Task instructions – The records below must be written out exactly, with every picture left behind.

Extracted entries –
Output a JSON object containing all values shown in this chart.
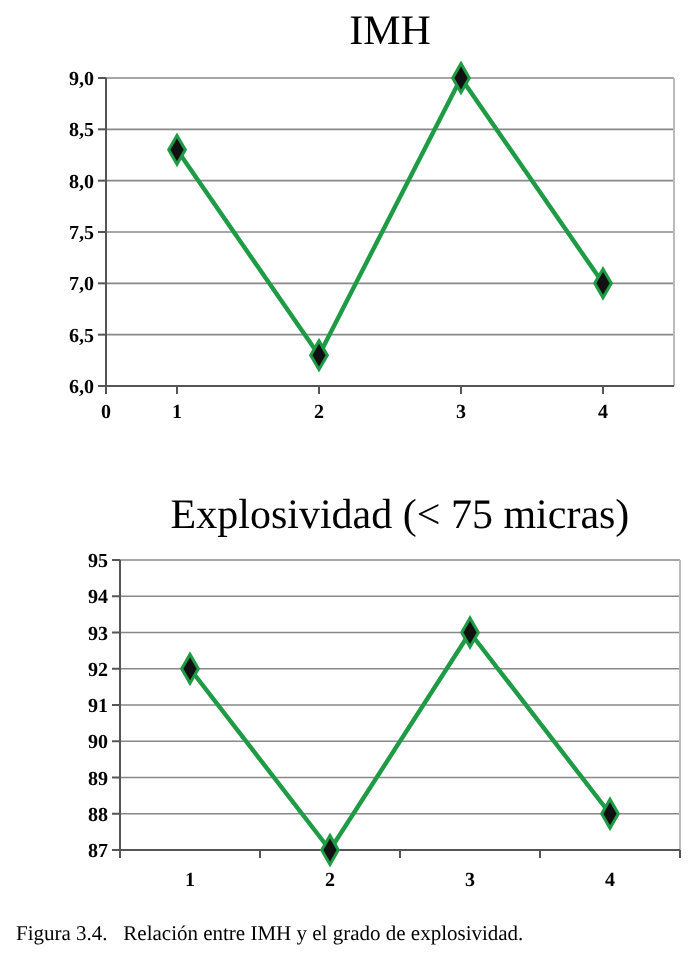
{
  "chart_data": [
    {
      "type": "line",
      "title": "IMH",
      "x": [
        1,
        2,
        3,
        4
      ],
      "xlim": [
        0.5,
        4.5
      ],
      "xticks": [
        {
          "value": 0.5,
          "label": "0"
        },
        1,
        2,
        3,
        4
      ],
      "ylim": [
        6,
        9
      ],
      "yticks": [
        {
          "value": 6,
          "label": "6,0"
        },
        {
          "value": 6.5,
          "label": "6,5"
        },
        {
          "value": 7,
          "label": "7,0"
        },
        {
          "value": 7.5,
          "label": "7,5"
        },
        {
          "value": 8,
          "label": "8,0"
        },
        {
          "value": 8.5,
          "label": "8,5"
        },
        {
          "value": 9,
          "label": "9,0"
        }
      ],
      "grid": "y",
      "marker": "diamond",
      "line_style": "solid",
      "series": [
        {
          "color": "#1f9a45",
          "values": [
            8.3,
            6.3,
            9.0,
            7.0
          ]
        }
      ]
    },
    {
      "type": "line",
      "title": "Explosividad (< 75 micras)",
      "categories": [
        "1",
        "2",
        "3",
        "4"
      ],
      "ylim": [
        87,
        95
      ],
      "yticks": [
        87,
        88,
        89,
        90,
        91,
        92,
        93,
        94,
        95
      ],
      "grid": "y",
      "marker": "diamond",
      "line_style": "solid",
      "annotations": [
        "Figura 3.4.   Relación entre IMH y el grado de explosividad."
      ],
      "series": [
        {
          "color": "#1f9a45",
          "values": [
            92,
            87,
            93,
            88
          ]
        }
      ]
    }
  ]
}
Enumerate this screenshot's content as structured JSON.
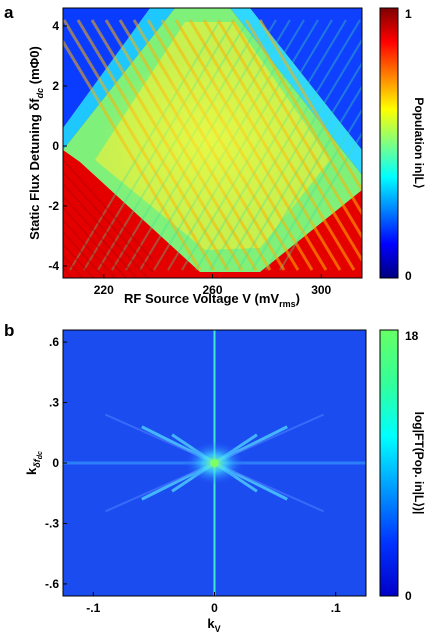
{
  "chart_data": [
    {
      "panel": "a",
      "type": "heatmap",
      "title": "",
      "xlabel": "RF Source Voltage V (mV",
      "xlabel_sub": "rms",
      "xlabel_end": ")",
      "ylabel": "Static Flux Detuning δf",
      "ylabel_sub": "dc",
      "ylabel_end": " (mΦ0)",
      "xlim": [
        205,
        315
      ],
      "ylim": [
        -4.4,
        4.6
      ],
      "xticks": [
        220,
        260,
        300
      ],
      "xtick_labels": [
        "220",
        "260",
        "300"
      ],
      "yticks": [
        4,
        2,
        0,
        -2,
        -4
      ],
      "ytick_labels": [
        "4",
        "2",
        "0",
        "-2",
        "-4"
      ],
      "colorbar": {
        "label": "Population in|L⟩",
        "min": 0,
        "max": 1,
        "min_label": "0",
        "max_label": "1",
        "colors": [
          "#00007f",
          "#0000ff",
          "#0080ff",
          "#00ffff",
          "#80ff80",
          "#ffff00",
          "#ff8000",
          "#ff0000",
          "#7f0000"
        ]
      },
      "grid": false
    },
    {
      "panel": "b",
      "type": "heatmap",
      "title": "",
      "xlabel": "k",
      "xlabel_sub": "V",
      "ylabel": "k",
      "ylabel_sub": "δf",
      "ylabel_subsub": "dc",
      "xlim": [
        -0.125,
        0.125
      ],
      "ylim": [
        -0.66,
        0.66
      ],
      "xticks": [
        -0.1,
        0,
        0.1
      ],
      "xtick_labels": [
        "-.1",
        "0",
        ".1"
      ],
      "yticks": [
        0.6,
        0.3,
        0,
        -0.3,
        -0.6
      ],
      "ytick_labels": [
        ".6",
        ".3",
        "0",
        "-.3",
        "-.6"
      ],
      "colorbar": {
        "label": "log|FT(Pop. in|L⟩)|",
        "min": 0,
        "max": 18,
        "min_label": "0",
        "max_label": "18",
        "colors": [
          "#0000c8",
          "#0033ff",
          "#0099ff",
          "#00ffff",
          "#33ff99",
          "#66ff66"
        ]
      },
      "grid": false
    }
  ],
  "panels": {
    "a_letter": "a",
    "b_letter": "b"
  }
}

Answer to this exercise –
Output a JSON object containing all values shown in this chart.
{
  "chart_data": [
    {
      "type": "line",
      "title": "IMH",
      "x": [
        1,
        2,
        3,
        4
      ],
      "xlim": [
        0.5,
        4.5
      ],
      "xticks": [
        {
          "value": 0.5,
          "label": "0"
        },
        1,
        2,
        3,
        4
      ],
      "ylim": [
        6,
        9
      ],
      "yticks": [
        {
          "value": 6,
          "label": "6,0"
        },
        {
          "value": 6.5,
          "label": "6,5"
        },
        {
          "value": 7,
          "label": "7,0"
        },
        {
          "value": 7.5,
          "label": "7,5"
        },
        {
          "value": 8,
          "label": "8,0"
        },
        {
          "value": 8.5,
          "label": "8,5"
        },
        {
          "value": 9,
          "label": "9,0"
        }
      ],
      "grid": "y",
      "marker": "diamond",
      "line_style": "solid",
      "series": [
        {
          "color": "#1f9a45",
          "values": [
            8.3,
            6.3,
            9.0,
            7.0
          ]
        }
      ]
    },
    {
      "type": "line",
      "title": "Explosividad (< 75 micras)",
      "categories": [
        "1",
        "2",
        "3",
        "4"
      ],
      "ylim": [
        87,
        95
      ],
      "yticks": [
        87,
        88,
        89,
        90,
        91,
        92,
        93,
        94,
        95
      ],
      "grid": "y",
      "marker": "diamond",
      "line_style": "solid",
      "annotations": [
        "Figura 3.4.   Relación entre IMH y el grado de explosividad."
      ],
      "series": [
        {
          "color": "#1f9a45",
          "values": [
            92,
            87,
            93,
            88
          ]
        }
      ]
    }
  ]
}
Enumerate this screenshot's content as structured JSON.
{
  "chart_data": [
    {
      "panel": "a",
      "type": "heatmap",
      "title": "",
      "xlabel": "RF Source Voltage V (mV",
      "xlabel_sub": "rms",
      "xlabel_end": ")",
      "ylabel": "Static Flux Detuning δf",
      "ylabel_sub": "dc",
      "ylabel_end": " (mΦ0)",
      "xlim": [
        205,
        315
      ],
      "ylim": [
        -4.4,
        4.6
      ],
      "xticks": [
        220,
        260,
        300
      ],
      "xtick_labels": [
        "220",
        "260",
        "300"
      ],
      "yticks": [
        4,
        2,
        0,
        -2,
        -4
      ],
      "ytick_labels": [
        "4",
        "2",
        "0",
        "-2",
        "-4"
      ],
      "colorbar": {
        "label": "Population in|L⟩",
        "min": 0,
        "max": 1,
        "min_label": "0",
        "max_label": "1",
        "colors": [
          "#00007f",
          "#0000ff",
          "#0080ff",
          "#00ffff",
          "#80ff80",
          "#ffff00",
          "#ff8000",
          "#ff0000",
          "#7f0000"
        ]
      },
      "grid": false
    },
    {
      "panel": "b",
      "type": "heatmap",
      "title": "",
      "xlabel": "k",
      "xlabel_sub": "V",
      "ylabel": "k",
      "ylabel_sub": "δf",
      "ylabel_subsub": "dc",
      "xlim": [
        -0.125,
        0.125
      ],
      "ylim": [
        -0.66,
        0.66
      ],
      "xticks": [
        -0.1,
        0,
        0.1
      ],
      "xtick_labels": [
        "-.1",
        "0",
        ".1"
      ],
      "yticks": [
        0.6,
        0.3,
        0,
        -0.3,
        -0.6
      ],
      "ytick_labels": [
        ".6",
        ".3",
        "0",
        "-.3",
        "-.6"
      ],
      "colorbar": {
        "label": "log|FT(Pop. in|L⟩)|",
        "min": 0,
        "max": 18,
        "min_label": "0",
        "max_label": "18",
        "colors": [
          "#0000c8",
          "#0033ff",
          "#0099ff",
          "#00ffff",
          "#33ff99",
          "#66ff66"
        ]
      },
      "grid": false
    }
  ],
  "panels": {
    "a_letter": "a",
    "b_letter": "b"
  }
}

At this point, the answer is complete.